▸ About this task
Every entry must be duplicated precisely as written.

▸ Material provided
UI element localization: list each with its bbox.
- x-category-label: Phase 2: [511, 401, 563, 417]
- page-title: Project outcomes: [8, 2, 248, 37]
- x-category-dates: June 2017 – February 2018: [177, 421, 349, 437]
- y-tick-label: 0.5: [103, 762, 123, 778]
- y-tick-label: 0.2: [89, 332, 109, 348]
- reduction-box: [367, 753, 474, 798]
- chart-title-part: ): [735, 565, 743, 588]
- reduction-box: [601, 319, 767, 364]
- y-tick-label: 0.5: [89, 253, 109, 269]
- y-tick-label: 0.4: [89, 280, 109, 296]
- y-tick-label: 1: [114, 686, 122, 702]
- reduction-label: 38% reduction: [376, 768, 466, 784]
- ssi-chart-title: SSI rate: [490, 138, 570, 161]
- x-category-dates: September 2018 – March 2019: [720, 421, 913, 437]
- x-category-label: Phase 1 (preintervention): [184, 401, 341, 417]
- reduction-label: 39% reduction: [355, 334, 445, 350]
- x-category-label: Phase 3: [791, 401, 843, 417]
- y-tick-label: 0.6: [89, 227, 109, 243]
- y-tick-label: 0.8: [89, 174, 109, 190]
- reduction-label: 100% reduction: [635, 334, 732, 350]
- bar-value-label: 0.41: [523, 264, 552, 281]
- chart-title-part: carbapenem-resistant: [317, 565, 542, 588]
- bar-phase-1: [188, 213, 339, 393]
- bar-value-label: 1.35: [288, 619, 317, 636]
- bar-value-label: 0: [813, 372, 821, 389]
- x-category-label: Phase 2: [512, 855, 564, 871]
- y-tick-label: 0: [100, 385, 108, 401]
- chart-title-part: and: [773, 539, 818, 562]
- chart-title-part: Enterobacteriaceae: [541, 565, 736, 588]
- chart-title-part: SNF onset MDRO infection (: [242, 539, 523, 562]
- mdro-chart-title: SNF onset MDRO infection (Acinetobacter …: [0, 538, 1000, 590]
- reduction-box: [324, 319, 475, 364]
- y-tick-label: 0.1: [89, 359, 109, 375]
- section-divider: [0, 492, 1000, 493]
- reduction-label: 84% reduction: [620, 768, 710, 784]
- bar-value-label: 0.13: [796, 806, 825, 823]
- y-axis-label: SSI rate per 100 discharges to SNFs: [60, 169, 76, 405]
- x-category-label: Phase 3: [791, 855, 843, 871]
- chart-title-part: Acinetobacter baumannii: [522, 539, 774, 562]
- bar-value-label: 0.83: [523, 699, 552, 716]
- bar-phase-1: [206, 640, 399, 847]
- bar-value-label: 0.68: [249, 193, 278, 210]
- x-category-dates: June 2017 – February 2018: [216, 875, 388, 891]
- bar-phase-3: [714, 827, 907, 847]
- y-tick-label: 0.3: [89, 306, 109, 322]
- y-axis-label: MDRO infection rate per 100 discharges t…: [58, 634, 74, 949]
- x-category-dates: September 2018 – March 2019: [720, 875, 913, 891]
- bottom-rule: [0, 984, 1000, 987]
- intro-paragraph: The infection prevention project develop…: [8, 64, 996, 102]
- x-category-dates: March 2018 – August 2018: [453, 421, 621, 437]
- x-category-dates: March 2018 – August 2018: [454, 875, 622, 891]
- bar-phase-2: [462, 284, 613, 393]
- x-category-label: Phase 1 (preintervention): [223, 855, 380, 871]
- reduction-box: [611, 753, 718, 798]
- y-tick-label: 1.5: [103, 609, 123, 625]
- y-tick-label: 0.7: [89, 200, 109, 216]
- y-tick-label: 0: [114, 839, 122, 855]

▸ Solution below
UI element localization: list each with its bbox.
- x-category-label: Phase 2: [511, 401, 563, 417]
- page-title: Project outcomes: [8, 2, 248, 37]
- x-category-dates: June 2017 – February 2018: [177, 421, 349, 437]
- y-tick-label: 0.5: [103, 762, 123, 778]
- y-tick-label: 0.2: [89, 332, 109, 348]
- reduction-box: [367, 753, 474, 798]
- chart-title-part: ): [735, 565, 743, 588]
- reduction-box: [601, 319, 767, 364]
- y-tick-label: 0.5: [89, 253, 109, 269]
- y-tick-label: 0.4: [89, 280, 109, 296]
- y-tick-label: 1: [114, 686, 122, 702]
- reduction-label: 38% reduction: [376, 768, 466, 784]
- ssi-chart-title: SSI rate: [490, 138, 570, 161]
- x-category-dates: September 2018 – March 2019: [720, 421, 913, 437]
- x-category-label: Phase 1 (preintervention): [184, 401, 341, 417]
- reduction-label: 39% reduction: [355, 334, 445, 350]
- x-category-label: Phase 3: [791, 401, 843, 417]
- y-tick-label: 0.6: [89, 227, 109, 243]
- y-tick-label: 0.8: [89, 174, 109, 190]
- reduction-label: 100% reduction: [635, 334, 732, 350]
- bar-value-label: 0.41: [523, 264, 552, 281]
- chart-title-part: carbapenem-resistant: [317, 565, 542, 588]
- bar-phase-1: [188, 213, 339, 393]
- bar-value-label: 1.35: [288, 619, 317, 636]
- bar-value-label: 0: [813, 372, 821, 389]
- x-category-label: Phase 2: [512, 855, 564, 871]
- y-tick-label: 0: [100, 385, 108, 401]
- chart-title-part: and: [773, 539, 818, 562]
- chart-title-part: Enterobacteriaceae: [541, 565, 736, 588]
- chart-title-part: SNF onset MDRO infection (: [242, 539, 523, 562]
- mdro-chart-title: SNF onset MDRO infection (Acinetobacter …: [0, 538, 1000, 590]
- reduction-box: [324, 319, 475, 364]
- y-tick-label: 0.1: [89, 359, 109, 375]
- section-divider: [0, 492, 1000, 493]
- reduction-label: 84% reduction: [620, 768, 710, 784]
- bar-value-label: 0.13: [796, 806, 825, 823]
- y-axis-label: SSI rate per 100 discharges to SNFs: [60, 169, 76, 405]
- x-category-label: Phase 3: [791, 855, 843, 871]
- chart-title-part: Acinetobacter baumannii: [522, 539, 774, 562]
- bar-value-label: 0.83: [523, 699, 552, 716]
- bar-phase-1: [206, 640, 399, 847]
- bar-value-label: 0.68: [249, 193, 278, 210]
- x-category-dates: June 2017 – February 2018: [216, 875, 388, 891]
- bar-phase-3: [714, 827, 907, 847]
- y-tick-label: 0.3: [89, 306, 109, 322]
- y-axis-label: MDRO infection rate per 100 discharges t…: [58, 634, 74, 949]
- x-category-dates: September 2018 – March 2019: [720, 875, 913, 891]
- bottom-rule: [0, 984, 1000, 987]
- intro-paragraph: The infection prevention project develop…: [8, 64, 996, 102]
- x-category-dates: March 2018 – August 2018: [453, 421, 621, 437]
- x-category-dates: March 2018 – August 2018: [454, 875, 622, 891]
- bar-phase-2: [462, 284, 613, 393]
- x-category-label: Phase 1 (preintervention): [223, 855, 380, 871]
- reduction-box: [611, 753, 718, 798]
- y-tick-label: 1.5: [103, 609, 123, 625]
- y-tick-label: 0.7: [89, 200, 109, 216]
- y-tick-label: 0: [114, 839, 122, 855]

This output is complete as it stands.